_Exercise brief_
Your task is to give the data again, exactly, with every line intact.

(Items listed in a dataset)
-------------------------

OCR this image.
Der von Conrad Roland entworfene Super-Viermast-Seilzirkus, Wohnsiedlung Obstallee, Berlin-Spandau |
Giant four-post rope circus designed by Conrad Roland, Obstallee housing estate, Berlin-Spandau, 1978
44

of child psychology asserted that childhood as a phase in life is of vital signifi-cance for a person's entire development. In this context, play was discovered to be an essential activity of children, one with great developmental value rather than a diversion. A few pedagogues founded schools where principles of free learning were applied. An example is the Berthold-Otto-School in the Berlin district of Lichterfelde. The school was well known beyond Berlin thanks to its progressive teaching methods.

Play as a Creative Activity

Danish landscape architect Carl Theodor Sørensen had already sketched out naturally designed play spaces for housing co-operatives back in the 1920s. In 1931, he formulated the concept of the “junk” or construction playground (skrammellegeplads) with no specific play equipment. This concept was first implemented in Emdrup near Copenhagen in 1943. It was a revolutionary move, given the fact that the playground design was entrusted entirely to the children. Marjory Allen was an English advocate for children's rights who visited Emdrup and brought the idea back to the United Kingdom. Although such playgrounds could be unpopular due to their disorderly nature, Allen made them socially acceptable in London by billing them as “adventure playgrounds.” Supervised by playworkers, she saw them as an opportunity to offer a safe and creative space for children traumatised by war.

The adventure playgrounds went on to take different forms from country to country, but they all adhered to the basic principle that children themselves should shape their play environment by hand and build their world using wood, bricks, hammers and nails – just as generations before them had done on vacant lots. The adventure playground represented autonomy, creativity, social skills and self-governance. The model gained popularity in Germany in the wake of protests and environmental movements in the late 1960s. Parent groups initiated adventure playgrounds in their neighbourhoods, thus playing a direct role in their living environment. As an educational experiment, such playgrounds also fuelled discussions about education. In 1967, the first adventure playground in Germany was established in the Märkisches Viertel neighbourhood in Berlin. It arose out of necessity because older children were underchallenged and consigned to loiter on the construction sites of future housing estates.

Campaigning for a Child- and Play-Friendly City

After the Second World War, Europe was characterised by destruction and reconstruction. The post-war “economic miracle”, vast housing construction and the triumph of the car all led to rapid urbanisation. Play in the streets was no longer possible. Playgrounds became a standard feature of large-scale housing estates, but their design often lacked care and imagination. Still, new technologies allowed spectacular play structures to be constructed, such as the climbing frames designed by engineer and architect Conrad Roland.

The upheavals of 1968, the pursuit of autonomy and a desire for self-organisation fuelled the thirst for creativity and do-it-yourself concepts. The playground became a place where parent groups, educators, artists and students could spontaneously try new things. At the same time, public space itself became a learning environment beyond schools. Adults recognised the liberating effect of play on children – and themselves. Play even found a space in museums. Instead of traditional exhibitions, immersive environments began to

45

-------------------------

_Answer to this problem_
OCR this image.
Der von Conrad Roland entworfene Super-Viermast-Seilzirkus, Wohnsiedlung Obstallee, Berlin-Spandau |
Giant four-post rope circus designed by Conrad Roland, Obstallee housing estate, Berlin-Spandau, 1978
44

of child psychology asserted that childhood as a phase in life is of vital signifi-cance for a person's entire development. In this context, play was discovered to be an essential activity of children, one with great developmental value rather than a diversion. A few pedagogues founded schools where principles of free learning were applied. An example is the Berthold-Otto-School in the Berlin district of Lichterfelde. The school was well known beyond Berlin thanks to its progressive teaching methods.

Play as a Creative Activity

Danish landscape architect Carl Theodor Sørensen had already sketched out naturally designed play spaces for housing co-operatives back in the 1920s. In 1931, he formulated the concept of the “junk” or construction playground (skrammellegeplads) with no specific play equipment. This concept was first implemented in Emdrup near Copenhagen in 1943. It was a revolutionary move, given the fact that the playground design was entrusted entirely to the children. Marjory Allen was an English advocate for children's rights who visited Emdrup and brought the idea back to the United Kingdom. Although such playgrounds could be unpopular due to their disorderly nature, Allen made them socially acceptable in London by billing them as “adventure playgrounds.” Supervised by playworkers, she saw them as an opportunity to offer a safe and creative space for children traumatised by war.

The adventure playgrounds went on to take different forms from country to country, but they all adhered to the basic principle that children themselves should shape their play environment by hand and build their world using wood, bricks, hammers and nails – just as generations before them had done on vacant lots. The adventure playground represented autonomy, creativity, social skills and self-governance. The model gained popularity in Germany in the wake of protests and environmental movements in the late 1960s. Parent groups initiated adventure playgrounds in their neighbourhoods, thus playing a direct role in their living environment. As an educational experiment, such playgrounds also fuelled discussions about education. In 1967, the first adventure playground in Germany was established in the Märkisches Viertel neighbourhood in Berlin. It arose out of necessity because older children were underchallenged and consigned to loiter on the construction sites of future housing estates.

Campaigning for a Child- and Play-Friendly City

After the Second World War, Europe was characterised by destruction and reconstruction. The post-war “economic miracle”, vast housing construction and the triumph of the car all led to rapid urbanisation. Play in the streets was no longer possible. Playgrounds became a standard feature of large-scale housing estates, but their design often lacked care and imagination. Still, new technologies allowed spectacular play structures to be constructed, such as the climbing frames designed by engineer and architect Conrad Roland.

The upheavals of 1968, the pursuit of autonomy and a desire for self-organisation fuelled the thirst for creativity and do-it-yourself concepts. The playground became a place where parent groups, educators, artists and students could spontaneously try new things. At the same time, public space itself became a learning environment beyond schools. Adults recognised the liberating effect of play on children – and themselves. Play even found a space in museums. Instead of traditional exhibitions, immersive environments began to

45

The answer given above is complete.